> _What to do_: Transcribe the records below exactly as they appear, omitting any pictures.

· · · ·

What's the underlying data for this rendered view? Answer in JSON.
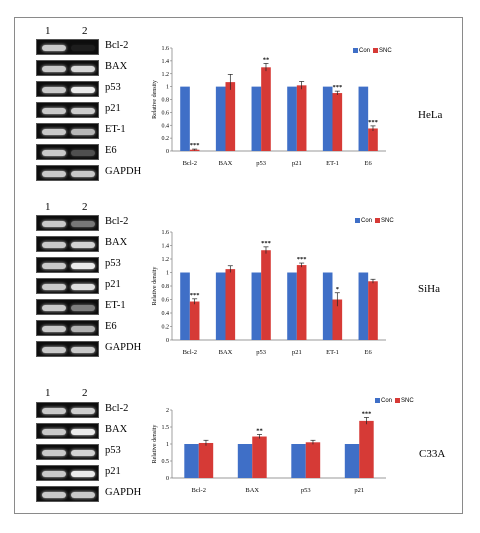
{
  "colors": {
    "con": "#3f6fc7",
    "snc": "#d63a36",
    "error": "#222222"
  },
  "panels": [
    {
      "cell_line": "HeLa",
      "lanes": [
        "1",
        "2"
      ],
      "gel_labels": [
        "Bcl-2",
        "BAX",
        "p53",
        "p21",
        "ET-1",
        "E6",
        "GAPDH"
      ]
    },
    {
      "cell_line": "SiHa",
      "lanes": [
        "1",
        "2"
      ],
      "gel_labels": [
        "Bcl-2",
        "BAX",
        "p53",
        "p21",
        "ET-1",
        "E6",
        "GAPDH"
      ]
    },
    {
      "cell_line": "C33A",
      "lanes": [
        "1",
        "2"
      ],
      "gel_labels": [
        "Bcl-2",
        "BAX",
        "p53",
        "p21",
        "GAPDH"
      ]
    }
  ],
  "chart_data": [
    {
      "type": "bar",
      "categories": [
        "Bcl-2",
        "BAX",
        "p53",
        "p21",
        "ET-1",
        "E6"
      ],
      "ylabel": "Relative density",
      "ylim": [
        0,
        1.6
      ],
      "yticks": [
        "0",
        "0.2",
        "0.4",
        "0.6",
        "0.8",
        "1",
        "1.2",
        "1.4",
        "1.6"
      ],
      "series": [
        {
          "name": "Con",
          "values": [
            1,
            1,
            1,
            1,
            1,
            1
          ],
          "errors": [
            0,
            0,
            0,
            0,
            0,
            0
          ]
        },
        {
          "name": "SNC",
          "values": [
            0.02,
            1.07,
            1.3,
            1.02,
            0.9,
            0.35
          ],
          "errors": [
            0.01,
            0.12,
            0.06,
            0.06,
            0.03,
            0.04
          ]
        }
      ],
      "significance": [
        "***",
        "",
        "**",
        "",
        "***",
        "***"
      ],
      "legend": "top-right",
      "grid": false
    },
    {
      "type": "bar",
      "categories": [
        "Bcl-2",
        "BAX",
        "p53",
        "p21",
        "ET-1",
        "E6"
      ],
      "ylabel": "Relative density",
      "ylim": [
        0,
        1.6
      ],
      "yticks": [
        "0",
        "0.2",
        "0.4",
        "0.6",
        "0.8",
        "1",
        "1.2",
        "1.4",
        "1.6"
      ],
      "series": [
        {
          "name": "Con",
          "values": [
            1,
            1,
            1,
            1,
            1,
            1
          ],
          "errors": [
            0,
            0,
            0,
            0,
            0,
            0
          ]
        },
        {
          "name": "SNC",
          "values": [
            0.57,
            1.05,
            1.33,
            1.11,
            0.6,
            0.87
          ],
          "errors": [
            0.04,
            0.05,
            0.05,
            0.03,
            0.1,
            0.03
          ]
        }
      ],
      "significance": [
        "***",
        "",
        "***",
        "***",
        "*",
        ""
      ],
      "legend": "top-right",
      "grid": false
    },
    {
      "type": "bar",
      "categories": [
        "Bcl-2",
        "BAX",
        "p53",
        "p21"
      ],
      "ylabel": "Relative density",
      "ylim": [
        0,
        2
      ],
      "yticks": [
        "0",
        "0.5",
        "1",
        "1.5",
        "2"
      ],
      "series": [
        {
          "name": "Con",
          "values": [
            1,
            1,
            1,
            1
          ],
          "errors": [
            0,
            0,
            0,
            0
          ]
        },
        {
          "name": "SNC",
          "values": [
            1.03,
            1.22,
            1.05,
            1.68
          ],
          "errors": [
            0.08,
            0.06,
            0.06,
            0.1
          ]
        }
      ],
      "significance": [
        "",
        "**",
        "",
        "***"
      ],
      "legend": "top-right",
      "grid": false
    }
  ]
}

· · · ·

> _Expected output_:
What's the underlying data for this rendered view? Answer in JSON.
{
  "colors": {
    "con": "#3f6fc7",
    "snc": "#d63a36",
    "error": "#222222"
  },
  "panels": [
    {
      "cell_line": "HeLa",
      "lanes": [
        "1",
        "2"
      ],
      "gel_labels": [
        "Bcl-2",
        "BAX",
        "p53",
        "p21",
        "ET-1",
        "E6",
        "GAPDH"
      ]
    },
    {
      "cell_line": "SiHa",
      "lanes": [
        "1",
        "2"
      ],
      "gel_labels": [
        "Bcl-2",
        "BAX",
        "p53",
        "p21",
        "ET-1",
        "E6",
        "GAPDH"
      ]
    },
    {
      "cell_line": "C33A",
      "lanes": [
        "1",
        "2"
      ],
      "gel_labels": [
        "Bcl-2",
        "BAX",
        "p53",
        "p21",
        "GAPDH"
      ]
    }
  ],
  "chart_data": [
    {
      "type": "bar",
      "categories": [
        "Bcl-2",
        "BAX",
        "p53",
        "p21",
        "ET-1",
        "E6"
      ],
      "ylabel": "Relative density",
      "ylim": [
        0,
        1.6
      ],
      "yticks": [
        "0",
        "0.2",
        "0.4",
        "0.6",
        "0.8",
        "1",
        "1.2",
        "1.4",
        "1.6"
      ],
      "series": [
        {
          "name": "Con",
          "values": [
            1,
            1,
            1,
            1,
            1,
            1
          ],
          "errors": [
            0,
            0,
            0,
            0,
            0,
            0
          ]
        },
        {
          "name": "SNC",
          "values": [
            0.02,
            1.07,
            1.3,
            1.02,
            0.9,
            0.35
          ],
          "errors": [
            0.01,
            0.12,
            0.06,
            0.06,
            0.03,
            0.04
          ]
        }
      ],
      "significance": [
        "***",
        "",
        "**",
        "",
        "***",
        "***"
      ],
      "legend": "top-right",
      "grid": false
    },
    {
      "type": "bar",
      "categories": [
        "Bcl-2",
        "BAX",
        "p53",
        "p21",
        "ET-1",
        "E6"
      ],
      "ylabel": "Relative density",
      "ylim": [
        0,
        1.6
      ],
      "yticks": [
        "0",
        "0.2",
        "0.4",
        "0.6",
        "0.8",
        "1",
        "1.2",
        "1.4",
        "1.6"
      ],
      "series": [
        {
          "name": "Con",
          "values": [
            1,
            1,
            1,
            1,
            1,
            1
          ],
          "errors": [
            0,
            0,
            0,
            0,
            0,
            0
          ]
        },
        {
          "name": "SNC",
          "values": [
            0.57,
            1.05,
            1.33,
            1.11,
            0.6,
            0.87
          ],
          "errors": [
            0.04,
            0.05,
            0.05,
            0.03,
            0.1,
            0.03
          ]
        }
      ],
      "significance": [
        "***",
        "",
        "***",
        "***",
        "*",
        ""
      ],
      "legend": "top-right",
      "grid": false
    },
    {
      "type": "bar",
      "categories": [
        "Bcl-2",
        "BAX",
        "p53",
        "p21"
      ],
      "ylabel": "Relative density",
      "ylim": [
        0,
        2
      ],
      "yticks": [
        "0",
        "0.5",
        "1",
        "1.5",
        "2"
      ],
      "series": [
        {
          "name": "Con",
          "values": [
            1,
            1,
            1,
            1
          ],
          "errors": [
            0,
            0,
            0,
            0
          ]
        },
        {
          "name": "SNC",
          "values": [
            1.03,
            1.22,
            1.05,
            1.68
          ],
          "errors": [
            0.08,
            0.06,
            0.06,
            0.1
          ]
        }
      ],
      "significance": [
        "",
        "**",
        "",
        "***"
      ],
      "legend": "top-right",
      "grid": false
    }
  ]
}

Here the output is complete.